Please quote every line word for word.

*Given records:*
┄┄┄┄┄┄┄┄┄┄┄┄┄┄┄┄┄┄┄┄
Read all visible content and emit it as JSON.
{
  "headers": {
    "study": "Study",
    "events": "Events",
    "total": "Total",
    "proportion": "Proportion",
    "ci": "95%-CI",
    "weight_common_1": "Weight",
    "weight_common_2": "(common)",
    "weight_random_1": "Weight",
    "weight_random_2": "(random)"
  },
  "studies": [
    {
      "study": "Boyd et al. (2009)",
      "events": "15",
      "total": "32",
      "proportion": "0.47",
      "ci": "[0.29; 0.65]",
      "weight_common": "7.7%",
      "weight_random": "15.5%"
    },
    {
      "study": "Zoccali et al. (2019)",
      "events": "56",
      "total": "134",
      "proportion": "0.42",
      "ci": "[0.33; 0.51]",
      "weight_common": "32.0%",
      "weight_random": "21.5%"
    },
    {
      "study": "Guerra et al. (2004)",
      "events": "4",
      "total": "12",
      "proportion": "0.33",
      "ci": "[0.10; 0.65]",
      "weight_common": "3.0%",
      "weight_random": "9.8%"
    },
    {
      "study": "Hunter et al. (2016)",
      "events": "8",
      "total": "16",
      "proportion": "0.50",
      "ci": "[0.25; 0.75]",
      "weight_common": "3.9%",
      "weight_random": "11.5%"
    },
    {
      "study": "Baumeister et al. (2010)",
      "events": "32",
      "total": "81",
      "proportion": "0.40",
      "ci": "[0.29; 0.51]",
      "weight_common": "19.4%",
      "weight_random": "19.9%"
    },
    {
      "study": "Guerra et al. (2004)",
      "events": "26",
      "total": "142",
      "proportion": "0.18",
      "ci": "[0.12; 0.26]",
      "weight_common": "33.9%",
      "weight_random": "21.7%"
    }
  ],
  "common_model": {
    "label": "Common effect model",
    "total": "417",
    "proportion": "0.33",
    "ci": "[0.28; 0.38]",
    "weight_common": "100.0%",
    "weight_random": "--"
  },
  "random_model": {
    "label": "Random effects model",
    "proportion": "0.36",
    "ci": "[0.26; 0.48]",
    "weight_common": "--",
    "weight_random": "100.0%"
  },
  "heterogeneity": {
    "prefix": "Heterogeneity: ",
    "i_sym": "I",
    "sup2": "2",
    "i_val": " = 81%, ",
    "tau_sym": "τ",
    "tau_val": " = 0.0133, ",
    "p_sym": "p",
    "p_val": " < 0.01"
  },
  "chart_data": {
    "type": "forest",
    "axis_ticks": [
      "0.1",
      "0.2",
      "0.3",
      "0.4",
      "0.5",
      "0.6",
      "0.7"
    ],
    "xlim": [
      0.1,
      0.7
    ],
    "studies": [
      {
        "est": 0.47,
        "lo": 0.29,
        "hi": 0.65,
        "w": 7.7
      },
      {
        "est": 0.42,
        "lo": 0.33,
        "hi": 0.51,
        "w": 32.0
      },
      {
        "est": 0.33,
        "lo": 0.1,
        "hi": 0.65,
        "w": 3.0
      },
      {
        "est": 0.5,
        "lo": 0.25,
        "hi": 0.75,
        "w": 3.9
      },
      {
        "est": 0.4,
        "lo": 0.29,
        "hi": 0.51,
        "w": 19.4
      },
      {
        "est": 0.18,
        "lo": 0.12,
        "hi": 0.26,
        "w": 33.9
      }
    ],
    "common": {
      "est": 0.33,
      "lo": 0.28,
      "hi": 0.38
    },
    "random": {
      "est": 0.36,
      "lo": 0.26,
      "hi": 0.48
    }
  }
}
┄┄┄┄┄┄┄┄┄┄┄┄┄┄┄┄┄┄┄┄
*The output:*
Read all visible content and emit it as JSON.
{
  "headers": {
    "study": "Study",
    "events": "Events",
    "total": "Total",
    "proportion": "Proportion",
    "ci": "95%-CI",
    "weight_common_1": "Weight",
    "weight_common_2": "(common)",
    "weight_random_1": "Weight",
    "weight_random_2": "(random)"
  },
  "studies": [
    {
      "study": "Boyd et al. (2009)",
      "events": "15",
      "total": "32",
      "proportion": "0.47",
      "ci": "[0.29; 0.65]",
      "weight_common": "7.7%",
      "weight_random": "15.5%"
    },
    {
      "study": "Zoccali et al. (2019)",
      "events": "56",
      "total": "134",
      "proportion": "0.42",
      "ci": "[0.33; 0.51]",
      "weight_common": "32.0%",
      "weight_random": "21.5%"
    },
    {
      "study": "Guerra et al. (2004)",
      "events": "4",
      "total": "12",
      "proportion": "0.33",
      "ci": "[0.10; 0.65]",
      "weight_common": "3.0%",
      "weight_random": "9.8%"
    },
    {
      "study": "Hunter et al. (2016)",
      "events": "8",
      "total": "16",
      "proportion": "0.50",
      "ci": "[0.25; 0.75]",
      "weight_common": "3.9%",
      "weight_random": "11.5%"
    },
    {
      "study": "Baumeister et al. (2010)",
      "events": "32",
      "total": "81",
      "proportion": "0.40",
      "ci": "[0.29; 0.51]",
      "weight_common": "19.4%",
      "weight_random": "19.9%"
    },
    {
      "study": "Guerra et al. (2004)",
      "events": "26",
      "total": "142",
      "proportion": "0.18",
      "ci": "[0.12; 0.26]",
      "weight_common": "33.9%",
      "weight_random": "21.7%"
    }
  ],
  "common_model": {
    "label": "Common effect model",
    "total": "417",
    "proportion": "0.33",
    "ci": "[0.28; 0.38]",
    "weight_common": "100.0%",
    "weight_random": "--"
  },
  "random_model": {
    "label": "Random effects model",
    "proportion": "0.36",
    "ci": "[0.26; 0.48]",
    "weight_common": "--",
    "weight_random": "100.0%"
  },
  "heterogeneity": {
    "prefix": "Heterogeneity: ",
    "i_sym": "I",
    "sup2": "2",
    "i_val": " = 81%, ",
    "tau_sym": "τ",
    "tau_val": " = 0.0133, ",
    "p_sym": "p",
    "p_val": " < 0.01"
  },
  "chart_data": {
    "type": "forest",
    "axis_ticks": [
      "0.1",
      "0.2",
      "0.3",
      "0.4",
      "0.5",
      "0.6",
      "0.7"
    ],
    "xlim": [
      0.1,
      0.7
    ],
    "studies": [
      {
        "est": 0.47,
        "lo": 0.29,
        "hi": 0.65,
        "w": 7.7
      },
      {
        "est": 0.42,
        "lo": 0.33,
        "hi": 0.51,
        "w": 32.0
      },
      {
        "est": 0.33,
        "lo": 0.1,
        "hi": 0.65,
        "w": 3.0
      },
      {
        "est": 0.5,
        "lo": 0.25,
        "hi": 0.75,
        "w": 3.9
      },
      {
        "est": 0.4,
        "lo": 0.29,
        "hi": 0.51,
        "w": 19.4
      },
      {
        "est": 0.18,
        "lo": 0.12,
        "hi": 0.26,
        "w": 33.9
      }
    ],
    "common": {
      "est": 0.33,
      "lo": 0.28,
      "hi": 0.38
    },
    "random": {
      "est": 0.36,
      "lo": 0.26,
      "hi": 0.48
    }
  }
}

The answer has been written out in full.